**Task instructions**
"title" appears in how many lines of the entries? State only the number.

---------- Given data

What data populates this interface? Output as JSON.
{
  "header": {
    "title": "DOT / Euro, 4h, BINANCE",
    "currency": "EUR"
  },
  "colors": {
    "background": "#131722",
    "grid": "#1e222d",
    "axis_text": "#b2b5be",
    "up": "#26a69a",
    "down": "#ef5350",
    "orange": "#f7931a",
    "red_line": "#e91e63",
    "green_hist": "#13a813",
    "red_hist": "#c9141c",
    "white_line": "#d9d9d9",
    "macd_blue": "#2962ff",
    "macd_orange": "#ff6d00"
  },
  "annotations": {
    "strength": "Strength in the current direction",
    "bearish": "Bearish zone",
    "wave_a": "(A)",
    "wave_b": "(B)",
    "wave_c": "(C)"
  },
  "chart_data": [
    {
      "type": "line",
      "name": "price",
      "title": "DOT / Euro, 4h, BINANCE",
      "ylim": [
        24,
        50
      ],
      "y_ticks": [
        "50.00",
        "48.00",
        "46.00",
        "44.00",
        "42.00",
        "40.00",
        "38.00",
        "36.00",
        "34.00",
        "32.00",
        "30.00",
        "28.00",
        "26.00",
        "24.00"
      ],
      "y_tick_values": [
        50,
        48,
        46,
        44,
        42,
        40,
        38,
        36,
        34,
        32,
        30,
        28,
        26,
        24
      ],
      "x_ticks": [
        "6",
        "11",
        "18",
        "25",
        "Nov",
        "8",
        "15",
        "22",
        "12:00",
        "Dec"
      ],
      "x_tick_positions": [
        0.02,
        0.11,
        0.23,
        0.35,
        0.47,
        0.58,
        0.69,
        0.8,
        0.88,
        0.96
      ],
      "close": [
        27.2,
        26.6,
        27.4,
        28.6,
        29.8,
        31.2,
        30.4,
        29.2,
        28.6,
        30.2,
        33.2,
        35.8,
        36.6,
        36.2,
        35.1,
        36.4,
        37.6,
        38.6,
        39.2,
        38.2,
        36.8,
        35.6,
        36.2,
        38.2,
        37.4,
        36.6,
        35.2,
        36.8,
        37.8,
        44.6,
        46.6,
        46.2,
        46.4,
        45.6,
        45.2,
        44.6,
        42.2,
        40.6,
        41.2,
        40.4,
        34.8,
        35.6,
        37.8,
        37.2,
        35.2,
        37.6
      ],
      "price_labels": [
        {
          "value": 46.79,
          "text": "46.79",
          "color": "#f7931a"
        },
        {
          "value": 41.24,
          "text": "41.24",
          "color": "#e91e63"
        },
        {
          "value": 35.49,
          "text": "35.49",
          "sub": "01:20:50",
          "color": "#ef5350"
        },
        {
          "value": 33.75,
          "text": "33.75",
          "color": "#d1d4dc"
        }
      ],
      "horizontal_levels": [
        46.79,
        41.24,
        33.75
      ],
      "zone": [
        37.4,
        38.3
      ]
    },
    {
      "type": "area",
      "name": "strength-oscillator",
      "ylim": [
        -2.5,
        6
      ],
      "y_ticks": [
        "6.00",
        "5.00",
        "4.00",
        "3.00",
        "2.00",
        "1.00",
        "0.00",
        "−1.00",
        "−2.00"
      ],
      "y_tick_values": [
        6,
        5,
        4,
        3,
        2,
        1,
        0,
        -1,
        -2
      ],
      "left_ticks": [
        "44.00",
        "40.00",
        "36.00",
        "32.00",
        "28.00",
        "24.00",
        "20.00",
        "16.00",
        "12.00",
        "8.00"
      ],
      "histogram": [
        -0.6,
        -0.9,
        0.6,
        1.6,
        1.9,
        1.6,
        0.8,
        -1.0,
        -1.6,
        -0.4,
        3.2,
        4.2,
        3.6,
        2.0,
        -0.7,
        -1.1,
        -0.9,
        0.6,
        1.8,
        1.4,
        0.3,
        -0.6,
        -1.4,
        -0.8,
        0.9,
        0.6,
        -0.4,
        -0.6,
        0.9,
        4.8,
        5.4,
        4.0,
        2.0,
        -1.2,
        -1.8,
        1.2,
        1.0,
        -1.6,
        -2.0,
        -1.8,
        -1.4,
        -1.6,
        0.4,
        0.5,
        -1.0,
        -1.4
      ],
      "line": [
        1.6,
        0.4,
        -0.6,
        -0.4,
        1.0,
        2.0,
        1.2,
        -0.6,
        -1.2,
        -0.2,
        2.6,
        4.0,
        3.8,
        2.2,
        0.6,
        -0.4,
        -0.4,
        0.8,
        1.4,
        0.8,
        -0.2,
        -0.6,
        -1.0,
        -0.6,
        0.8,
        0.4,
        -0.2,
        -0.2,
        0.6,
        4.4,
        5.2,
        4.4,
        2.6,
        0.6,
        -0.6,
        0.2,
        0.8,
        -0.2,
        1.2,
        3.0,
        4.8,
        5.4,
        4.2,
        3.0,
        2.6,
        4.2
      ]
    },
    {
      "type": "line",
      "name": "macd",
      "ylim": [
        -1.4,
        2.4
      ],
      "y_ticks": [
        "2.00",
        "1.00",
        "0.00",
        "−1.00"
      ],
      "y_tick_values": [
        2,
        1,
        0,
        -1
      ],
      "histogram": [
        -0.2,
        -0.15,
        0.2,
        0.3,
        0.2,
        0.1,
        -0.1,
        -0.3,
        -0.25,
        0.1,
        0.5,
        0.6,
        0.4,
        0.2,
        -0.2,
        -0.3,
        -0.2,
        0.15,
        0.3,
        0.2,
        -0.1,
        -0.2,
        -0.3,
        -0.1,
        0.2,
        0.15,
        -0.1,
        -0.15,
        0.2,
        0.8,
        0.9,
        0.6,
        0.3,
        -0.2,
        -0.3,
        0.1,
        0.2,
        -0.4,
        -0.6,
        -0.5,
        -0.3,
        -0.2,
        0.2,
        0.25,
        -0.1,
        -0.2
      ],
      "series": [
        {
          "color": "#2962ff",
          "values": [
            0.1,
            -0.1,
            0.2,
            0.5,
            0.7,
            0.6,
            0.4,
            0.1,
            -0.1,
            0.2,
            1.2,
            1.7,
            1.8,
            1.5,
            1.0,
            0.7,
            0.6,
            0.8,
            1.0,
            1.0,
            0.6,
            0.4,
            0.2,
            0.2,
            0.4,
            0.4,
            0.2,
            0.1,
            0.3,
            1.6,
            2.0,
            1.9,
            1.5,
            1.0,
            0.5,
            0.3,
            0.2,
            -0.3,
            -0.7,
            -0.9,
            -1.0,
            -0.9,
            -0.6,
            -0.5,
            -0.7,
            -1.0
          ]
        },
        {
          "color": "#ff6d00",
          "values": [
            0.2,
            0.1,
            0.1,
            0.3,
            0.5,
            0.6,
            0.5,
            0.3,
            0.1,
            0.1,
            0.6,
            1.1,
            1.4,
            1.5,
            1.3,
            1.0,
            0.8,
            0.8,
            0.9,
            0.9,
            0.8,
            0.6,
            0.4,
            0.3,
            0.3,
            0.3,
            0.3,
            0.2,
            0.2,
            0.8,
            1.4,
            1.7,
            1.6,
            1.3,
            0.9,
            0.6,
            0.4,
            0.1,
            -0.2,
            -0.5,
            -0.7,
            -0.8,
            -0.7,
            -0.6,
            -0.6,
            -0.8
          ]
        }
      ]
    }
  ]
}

--------------------

**Reply to the task**
2